What to do - Every record below should be printed exactly as it appears.

Supplied material -

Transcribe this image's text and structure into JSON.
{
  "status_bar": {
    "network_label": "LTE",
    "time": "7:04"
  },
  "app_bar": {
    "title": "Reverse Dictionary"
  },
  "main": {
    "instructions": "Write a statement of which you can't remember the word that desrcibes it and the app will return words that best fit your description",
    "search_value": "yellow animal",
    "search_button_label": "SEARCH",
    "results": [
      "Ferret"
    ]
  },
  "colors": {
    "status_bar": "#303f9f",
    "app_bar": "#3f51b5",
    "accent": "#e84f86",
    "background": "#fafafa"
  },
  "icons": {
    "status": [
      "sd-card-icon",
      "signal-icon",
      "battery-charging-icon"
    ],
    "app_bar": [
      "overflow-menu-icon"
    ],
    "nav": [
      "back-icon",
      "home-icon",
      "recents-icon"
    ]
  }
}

Expected answer -
Transcribe this image's text and structure into JSON.
{
  "status_bar": {
    "network_label": "LTE",
    "time": "7:04"
  },
  "app_bar": {
    "title": "Reverse Dictionary"
  },
  "main": {
    "instructions": "Write a statement of which you can't remember the word that desrcibes it and the app will return words that best fit your description",
    "search_value": "yellow animal",
    "search_button_label": "SEARCH",
    "results": [
      "Ferret"
    ]
  },
  "colors": {
    "status_bar": "#303f9f",
    "app_bar": "#3f51b5",
    "accent": "#e84f86",
    "background": "#fafafa"
  },
  "icons": {
    "status": [
      "sd-card-icon",
      "signal-icon",
      "battery-charging-icon"
    ],
    "app_bar": [
      "overflow-menu-icon"
    ],
    "nav": [
      "back-icon",
      "home-icon",
      "recents-icon"
    ]
  }
}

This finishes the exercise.